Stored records
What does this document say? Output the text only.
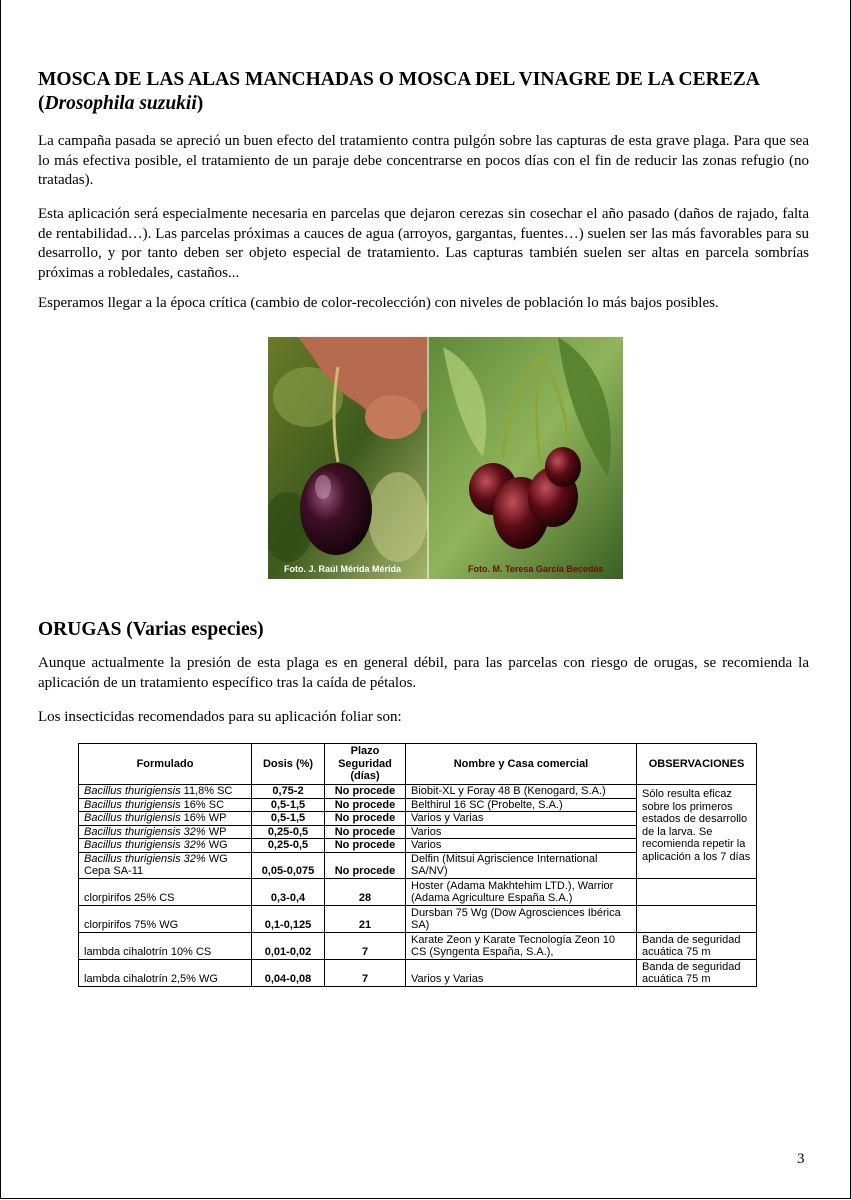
MOSCA DE LAS ALAS MANCHADAS O MOSCA DEL VINAGRE DE LA CEREZA
(Drosophila suzukii)
La campaña pasada se apreció un buen efecto del tratamiento contra pulgón sobre las capturas de esta grave plaga. Para que sea lo más efectiva posible, el tratamiento de un paraje debe concentrarse en pocos días con el fin de reducir las zonas refugio (no tratadas).
Esta aplicación será especialmente necesaria en parcelas que dejaron cerezas sin cosechar el año pasado (daños de rajado, falta de rentabilidad…). Las parcelas próximas a cauces de agua (arroyos, gargantas, fuentes…) suelen ser las más favorables para su desarrollo, y por tanto deben ser objeto especial de tratamiento. Las capturas también suelen ser altas en parcela sombrías próximas a robledales, castaños...
Esperamos llegar a la época crítica (cambio de color-recolección) con niveles de población lo más bajos posibles.
Foto. J. Raúl Mérida Mérida	Foto. M. Teresa García Becedas
ORUGAS (Varias especies)
Aunque actualmente la presión de esta plaga es en general débil, para las parcelas con riesgo de orugas, se recomienda la aplicación de un tratamiento específico tras la caída de pétalos.
Los insecticidas recomendados para su aplicación foliar son:
Formulado	Dosis (%)	Plazo Seguridad (días)	Nombre y Casa comercial	OBSERVACIONES
Bacillus thurigiensis 11,8% SC	0,75-2	No procede	Biobit-XL y Foray 48 B (Kenogard, S.A.)	Sólo resulta eficaz sobre los primeros estados de desarrollo de la larva. Se recomienda repetir la aplicación a los 7 días
Bacillus thurigiensis 16% SC	0,5-1,5	No procede	Belthirul 16 SC (Probelte, S.A.)	
Bacillus thurigiensis 16% WP	0,5-1,5	No procede	Varios y Varias	
Bacillus thurigiensis 32% WP	0,25-0,5	No procede	Varios	
Bacillus thurigiensis 32% WG	0,25-0,5	No procede	Varios	
Bacillus thurigiensis 32% WG Cepa SA-11	0,05-0,075	No procede	Delfin (Mitsui Agriscience International SA/NV)	
clorpirifos 25% CS	0,3-0,4	28	Hoster (Adama Makhtehim LTD.), Warrior (Adama Agriculture España S.A.)	
clorpirifos 75% WG	0,1-0,125	21	Dursban 75 Wg (Dow Agrosciences Ibérica SA)	
lambda cihalotrín 10% CS	0,01-0,02	7	Karate Zeon y Karate Tecnología Zeon 10 CS (Syngenta España, S.A.),	Banda de seguridad acuática 75 m
lambda cihalotrín 2,5% WG	0,04-0,08	7	Varios y Varias	Banda de seguridad acuática 75 m
3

Task statement
Are you able to set down all the lines above exactly, without any pictures?

Correct result
What does this document say? Output the text only.
MOSCA DE LAS ALAS MANCHADAS O MOSCA DEL VINAGRE DE LA CEREZA
(Drosophila suzukii)
La campaña pasada se apreció un buen efecto del tratamiento contra pulgón sobre las capturas de esta grave plaga. Para que sea lo más efectiva posible, el tratamiento de un paraje debe concentrarse en pocos días con el fin de reducir las zonas refugio (no tratadas).
Esta aplicación será especialmente necesaria en parcelas que dejaron cerezas sin cosechar el año pasado (daños de rajado, falta de rentabilidad…). Las parcelas próximas a cauces de agua (arroyos, gargantas, fuentes…) suelen ser las más favorables para su desarrollo, y por tanto deben ser objeto especial de tratamiento. Las capturas también suelen ser altas en parcela sombrías próximas a robledales, castaños...
Esperamos llegar a la época crítica (cambio de color-recolección) con niveles de población lo más bajos posibles.
Foto. J. Raúl Mérida Mérida	Foto. M. Teresa García Becedas
ORUGAS (Varias especies)
Aunque actualmente la presión de esta plaga es en general débil, para las parcelas con riesgo de orugas, se recomienda la aplicación de un tratamiento específico tras la caída de pétalos.
Los insecticidas recomendados para su aplicación foliar son:
Formulado	Dosis (%)	Plazo Seguridad (días)	Nombre y Casa comercial	OBSERVACIONES
Bacillus thurigiensis 11,8% SC	0,75-2	No procede	Biobit-XL y Foray 48 B (Kenogard, S.A.)	Sólo resulta eficaz sobre los primeros estados de desarrollo de la larva. Se recomienda repetir la aplicación a los 7 días
Bacillus thurigiensis 16% SC	0,5-1,5	No procede	Belthirul 16 SC (Probelte, S.A.)	
Bacillus thurigiensis 16% WP	0,5-1,5	No procede	Varios y Varias	
Bacillus thurigiensis 32% WP	0,25-0,5	No procede	Varios	
Bacillus thurigiensis 32% WG	0,25-0,5	No procede	Varios	
Bacillus thurigiensis 32% WG Cepa SA-11	0,05-0,075	No procede	Delfin (Mitsui Agriscience International SA/NV)	
clorpirifos 25% CS	0,3-0,4	28	Hoster (Adama Makhtehim LTD.), Warrior (Adama Agriculture España S.A.)	
clorpirifos 75% WG	0,1-0,125	21	Dursban 75 Wg (Dow Agrosciences Ibérica SA)	
lambda cihalotrín 10% CS	0,01-0,02	7	Karate Zeon y Karate Tecnología Zeon 10 CS (Syngenta España, S.A.),	Banda de seguridad acuática 75 m
lambda cihalotrín 2,5% WG	0,04-0,08	7	Varios y Varias	Banda de seguridad acuática 75 m
3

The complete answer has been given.